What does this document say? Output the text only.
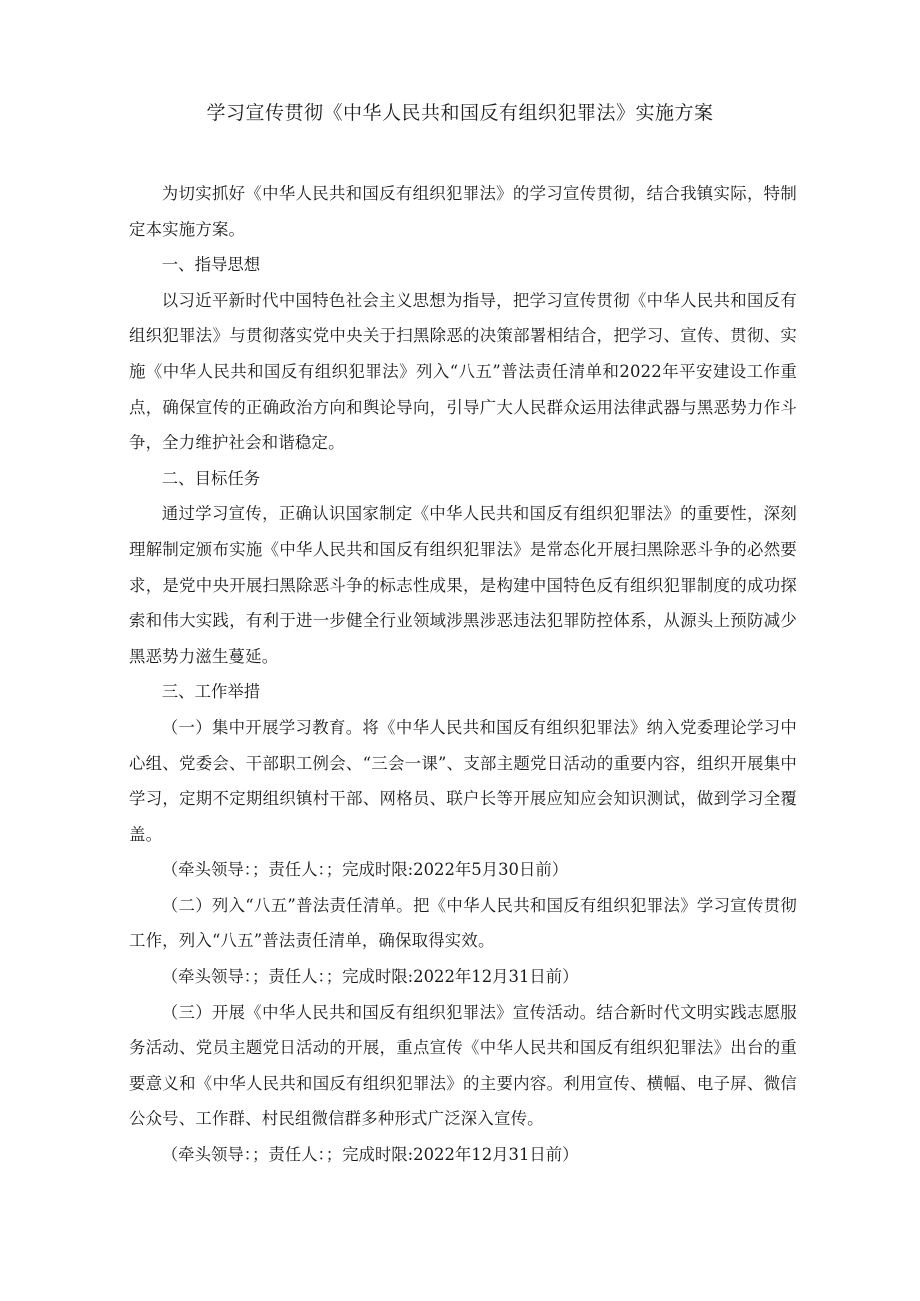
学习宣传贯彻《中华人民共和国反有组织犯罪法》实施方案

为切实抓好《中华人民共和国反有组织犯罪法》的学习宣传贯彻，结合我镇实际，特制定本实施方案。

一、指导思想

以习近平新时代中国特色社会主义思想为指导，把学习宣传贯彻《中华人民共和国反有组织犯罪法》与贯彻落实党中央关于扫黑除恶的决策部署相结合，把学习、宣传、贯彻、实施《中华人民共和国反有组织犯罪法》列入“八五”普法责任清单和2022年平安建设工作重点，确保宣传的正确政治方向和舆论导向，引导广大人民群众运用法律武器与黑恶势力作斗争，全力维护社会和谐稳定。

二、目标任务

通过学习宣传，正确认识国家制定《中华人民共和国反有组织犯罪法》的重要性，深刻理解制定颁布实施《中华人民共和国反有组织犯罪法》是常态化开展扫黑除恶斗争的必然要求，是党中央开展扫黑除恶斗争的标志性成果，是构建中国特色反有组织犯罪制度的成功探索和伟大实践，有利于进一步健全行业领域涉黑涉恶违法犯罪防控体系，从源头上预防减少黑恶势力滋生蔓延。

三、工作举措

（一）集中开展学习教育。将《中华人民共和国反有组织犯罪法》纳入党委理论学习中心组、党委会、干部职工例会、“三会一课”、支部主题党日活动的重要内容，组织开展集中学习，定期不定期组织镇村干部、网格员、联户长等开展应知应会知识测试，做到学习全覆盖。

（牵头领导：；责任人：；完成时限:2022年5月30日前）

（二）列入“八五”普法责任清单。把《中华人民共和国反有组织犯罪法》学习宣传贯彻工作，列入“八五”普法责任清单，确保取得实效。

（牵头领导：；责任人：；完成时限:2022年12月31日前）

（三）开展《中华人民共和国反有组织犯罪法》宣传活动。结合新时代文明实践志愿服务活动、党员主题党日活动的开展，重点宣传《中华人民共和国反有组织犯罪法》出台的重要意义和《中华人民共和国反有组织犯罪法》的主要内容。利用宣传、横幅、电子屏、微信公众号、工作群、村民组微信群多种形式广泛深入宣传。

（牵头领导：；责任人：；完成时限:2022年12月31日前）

Job.
Output the data above without changes, apart from leaving out the pictures.

Task response.
What does this document say? Output the text only.
学习宣传贯彻《中华人民共和国反有组织犯罪法》实施方案

为切实抓好《中华人民共和国反有组织犯罪法》的学习宣传贯彻，结合我镇实际，特制定本实施方案。

一、指导思想

以习近平新时代中国特色社会主义思想为指导，把学习宣传贯彻《中华人民共和国反有组织犯罪法》与贯彻落实党中央关于扫黑除恶的决策部署相结合，把学习、宣传、贯彻、实施《中华人民共和国反有组织犯罪法》列入“八五”普法责任清单和2022年平安建设工作重点，确保宣传的正确政治方向和舆论导向，引导广大人民群众运用法律武器与黑恶势力作斗争，全力维护社会和谐稳定。

二、目标任务

通过学习宣传，正确认识国家制定《中华人民共和国反有组织犯罪法》的重要性，深刻理解制定颁布实施《中华人民共和国反有组织犯罪法》是常态化开展扫黑除恶斗争的必然要求，是党中央开展扫黑除恶斗争的标志性成果，是构建中国特色反有组织犯罪制度的成功探索和伟大实践，有利于进一步健全行业领域涉黑涉恶违法犯罪防控体系，从源头上预防减少黑恶势力滋生蔓延。

三、工作举措

（一）集中开展学习教育。将《中华人民共和国反有组织犯罪法》纳入党委理论学习中心组、党委会、干部职工例会、“三会一课”、支部主题党日活动的重要内容，组织开展集中学习，定期不定期组织镇村干部、网格员、联户长等开展应知应会知识测试，做到学习全覆盖。

（牵头领导：；责任人：；完成时限:2022年5月30日前）

（二）列入“八五”普法责任清单。把《中华人民共和国反有组织犯罪法》学习宣传贯彻工作，列入“八五”普法责任清单，确保取得实效。

（牵头领导：；责任人：；完成时限:2022年12月31日前）

（三）开展《中华人民共和国反有组织犯罪法》宣传活动。结合新时代文明实践志愿服务活动、党员主题党日活动的开展，重点宣传《中华人民共和国反有组织犯罪法》出台的重要意义和《中华人民共和国反有组织犯罪法》的主要内容。利用宣传、横幅、电子屏、微信公众号、工作群、村民组微信群多种形式广泛深入宣传。

（牵头领导：；责任人：；完成时限:2022年12月31日前）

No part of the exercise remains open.